> _Dataset records_
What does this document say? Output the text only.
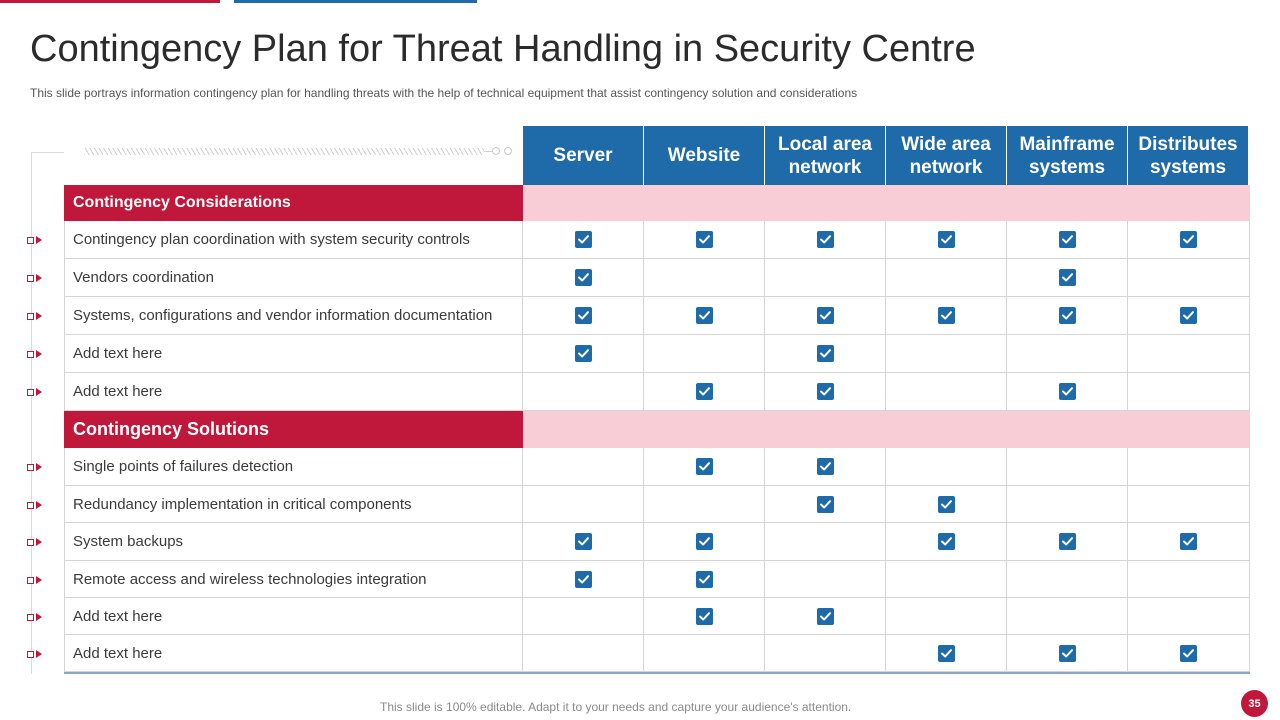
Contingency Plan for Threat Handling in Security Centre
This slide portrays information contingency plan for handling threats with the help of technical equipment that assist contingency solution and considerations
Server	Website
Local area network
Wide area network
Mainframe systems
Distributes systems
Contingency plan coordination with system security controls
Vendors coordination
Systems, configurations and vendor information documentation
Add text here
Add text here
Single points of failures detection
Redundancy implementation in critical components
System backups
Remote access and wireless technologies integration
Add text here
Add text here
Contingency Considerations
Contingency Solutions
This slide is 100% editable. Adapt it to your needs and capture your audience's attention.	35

> _Instructions to follow_
Copy out the entries verbatim and leave the images out.

> _Correct result_
What does this document say? Output the text only.
Contingency Plan for Threat Handling in Security Centre
This slide portrays information contingency plan for handling threats with the help of technical equipment that assist contingency solution and considerations
Server	Website
Local area network
Wide area network
Mainframe systems
Distributes systems
Contingency plan coordination with system security controls
Vendors coordination
Systems, configurations and vendor information documentation
Add text here
Add text here
Single points of failures detection
Redundancy implementation in critical components
System backups
Remote access and wireless technologies integration
Add text here
Add text here
Contingency Considerations
Contingency Solutions
This slide is 100% editable. Adapt it to your needs and capture your audience's attention.	35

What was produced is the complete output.